== TASK DESCRIPTION ==
Restate each line of the listing exactly, without carrying over any pictures.

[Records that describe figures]
***
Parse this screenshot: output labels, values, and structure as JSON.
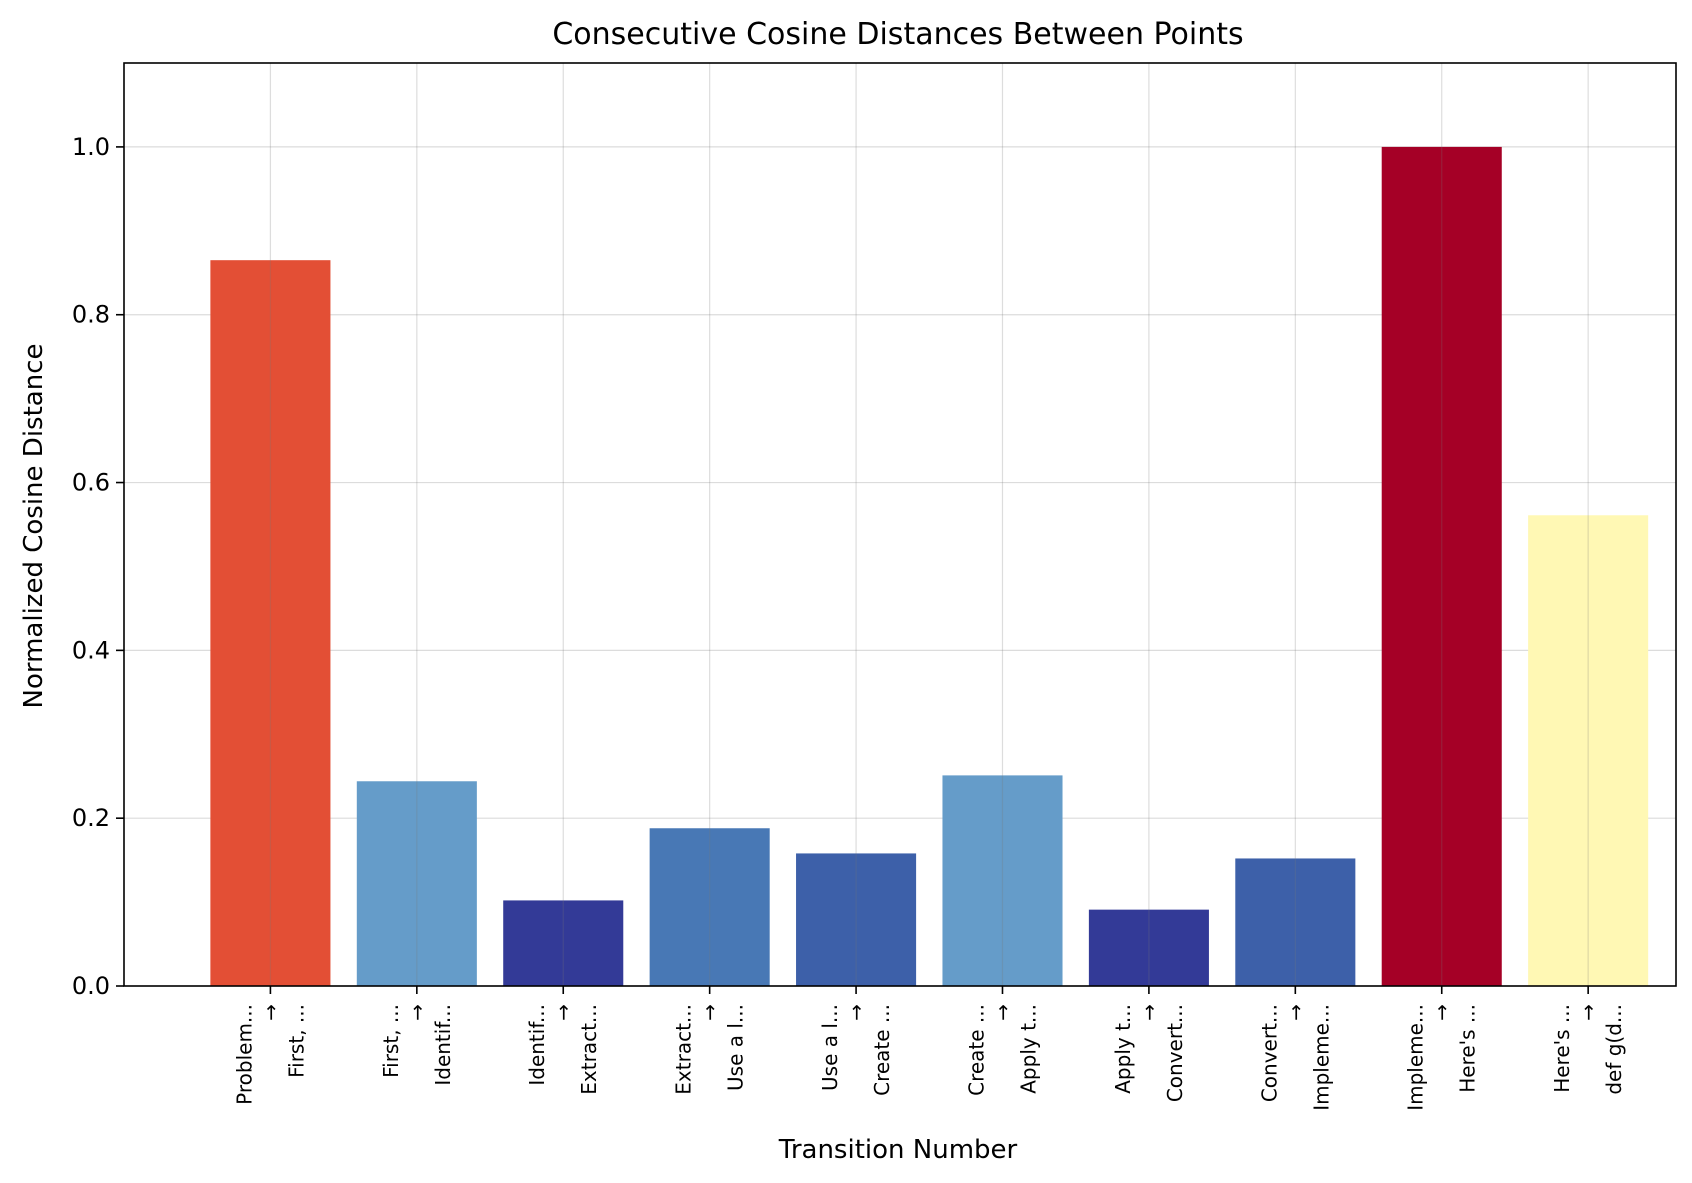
{
  "chart_data": {
    "type": "bar",
    "title": "Consecutive Cosine Distances Between Points",
    "xlabel": "Transition Number",
    "ylabel": "Normalized Cosine Distance",
    "ylim": [
      0,
      1.1
    ],
    "yticks": [
      "0.0",
      "0.2",
      "0.4",
      "0.6",
      "0.8",
      "1.0"
    ],
    "grid": true,
    "categories": [
      {
        "from": "Problem...",
        "arrow": "→",
        "to": "First, ..."
      },
      {
        "from": "First, ...",
        "arrow": "→",
        "to": "Identif..."
      },
      {
        "from": "Identif...",
        "arrow": "→",
        "to": "Extract..."
      },
      {
        "from": "Extract...",
        "arrow": "→",
        "to": "Use a l..."
      },
      {
        "from": "Use a l...",
        "arrow": "→",
        "to": "Create ..."
      },
      {
        "from": "Create ...",
        "arrow": "→",
        "to": "Apply t..."
      },
      {
        "from": "Apply t...",
        "arrow": "→",
        "to": "Convert..."
      },
      {
        "from": "Convert...",
        "arrow": "→",
        "to": "Impleme..."
      },
      {
        "from": "Impleme...",
        "arrow": "→",
        "to": "Here's ..."
      },
      {
        "from": "Here's ...",
        "arrow": "→",
        "to": "def g(d..."
      }
    ],
    "values": [
      0.865,
      0.244,
      0.102,
      0.188,
      0.158,
      0.251,
      0.091,
      0.152,
      1.0,
      0.561
    ],
    "colors": [
      "#e34f35",
      "#659cc9",
      "#333a97",
      "#4878b5",
      "#3d60a9",
      "#659cc9",
      "#333a97",
      "#3d60a9",
      "#a50026",
      "#fff8b4"
    ]
  }
}
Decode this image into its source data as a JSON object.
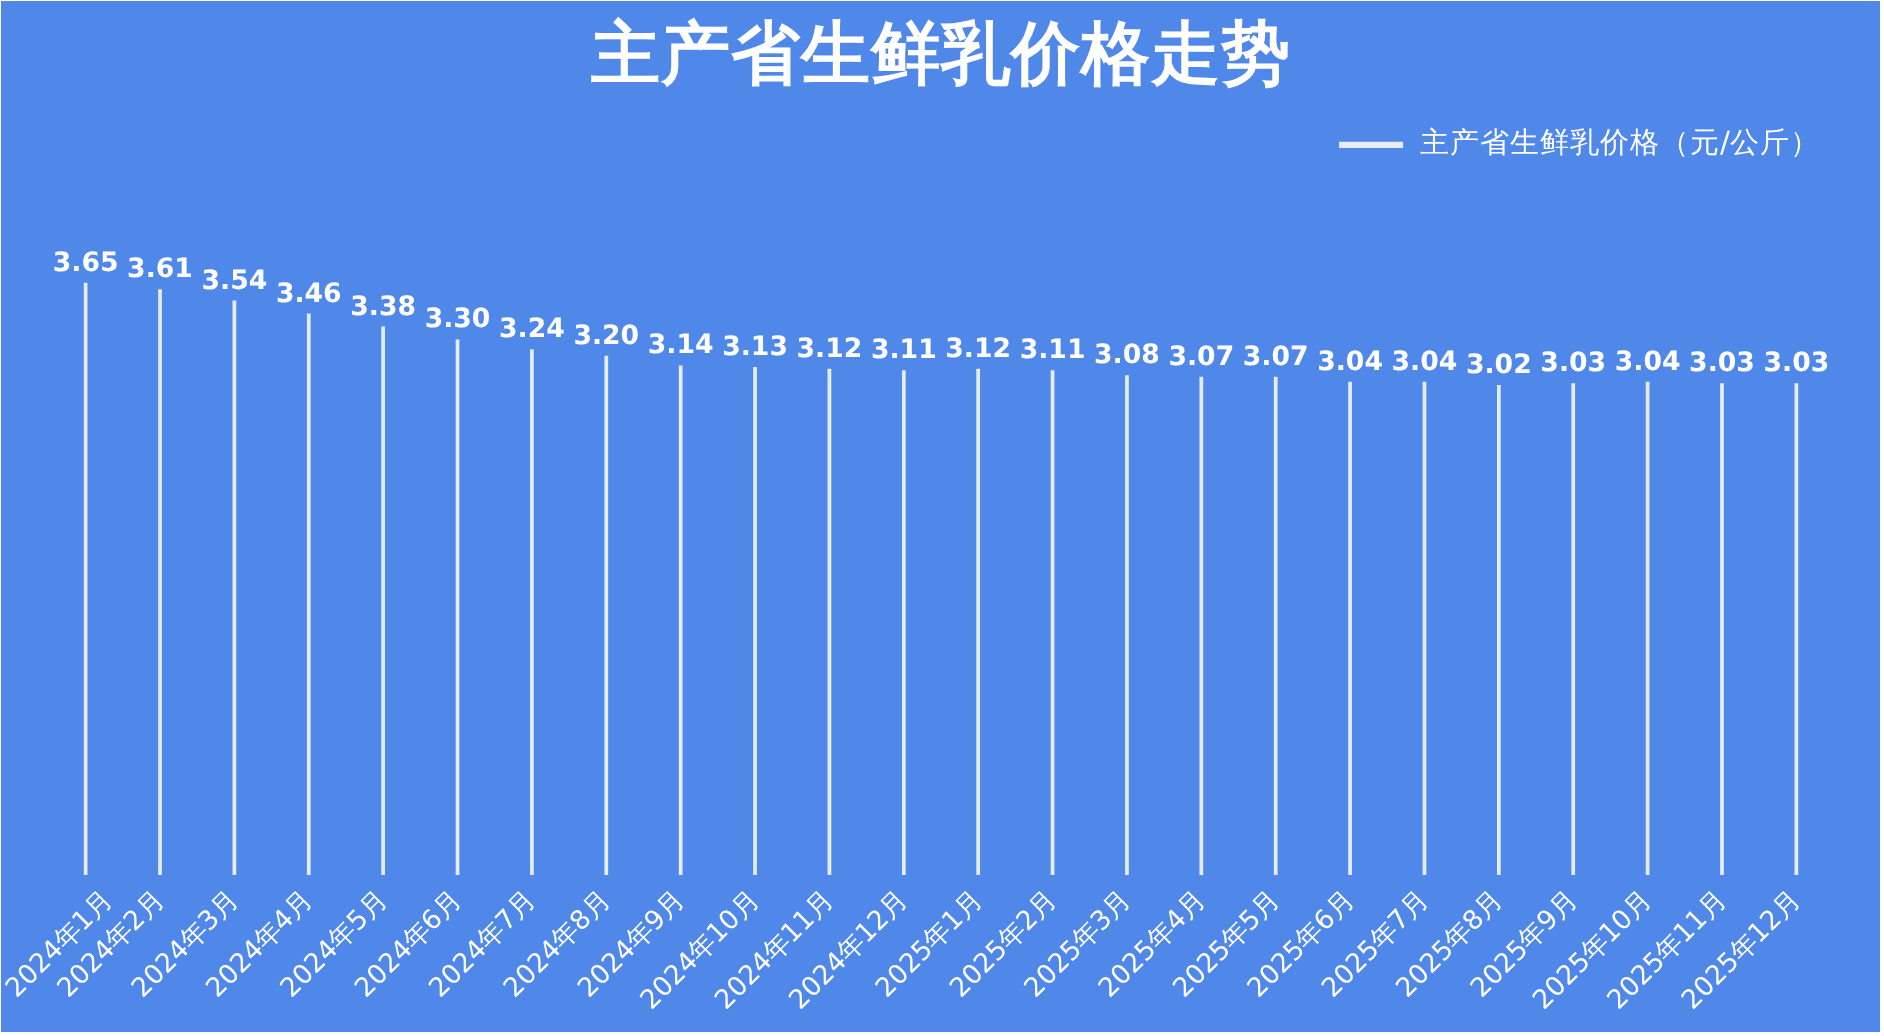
***
== TASK SOLUTION ==
Parse this screenshot: output labels, values, and structure as JSON.
{
  "chart_data": {
    "type": "bar",
    "title": "Consecutive Cosine Distances Between Points",
    "xlabel": "Transition Number",
    "ylabel": "Normalized Cosine Distance",
    "ylim": [
      0,
      1.1
    ],
    "yticks": [
      "0.0",
      "0.2",
      "0.4",
      "0.6",
      "0.8",
      "1.0"
    ],
    "grid": true,
    "categories": [
      {
        "from": "Problem...",
        "arrow": "→",
        "to": "First, ..."
      },
      {
        "from": "First, ...",
        "arrow": "→",
        "to": "Identif..."
      },
      {
        "from": "Identif...",
        "arrow": "→",
        "to": "Extract..."
      },
      {
        "from": "Extract...",
        "arrow": "→",
        "to": "Use a l..."
      },
      {
        "from": "Use a l...",
        "arrow": "→",
        "to": "Create ..."
      },
      {
        "from": "Create ...",
        "arrow": "→",
        "to": "Apply t..."
      },
      {
        "from": "Apply t...",
        "arrow": "→",
        "to": "Convert..."
      },
      {
        "from": "Convert...",
        "arrow": "→",
        "to": "Impleme..."
      },
      {
        "from": "Impleme...",
        "arrow": "→",
        "to": "Here's ..."
      },
      {
        "from": "Here's ...",
        "arrow": "→",
        "to": "def g(d..."
      }
    ],
    "values": [
      0.865,
      0.244,
      0.102,
      0.188,
      0.158,
      0.251,
      0.091,
      0.152,
      1.0,
      0.561
    ],
    "colors": [
      "#e34f35",
      "#659cc9",
      "#333a97",
      "#4878b5",
      "#3d60a9",
      "#659cc9",
      "#333a97",
      "#3d60a9",
      "#a50026",
      "#fff8b4"
    ]
  }
}
Decode this image into its source data as a JSON object.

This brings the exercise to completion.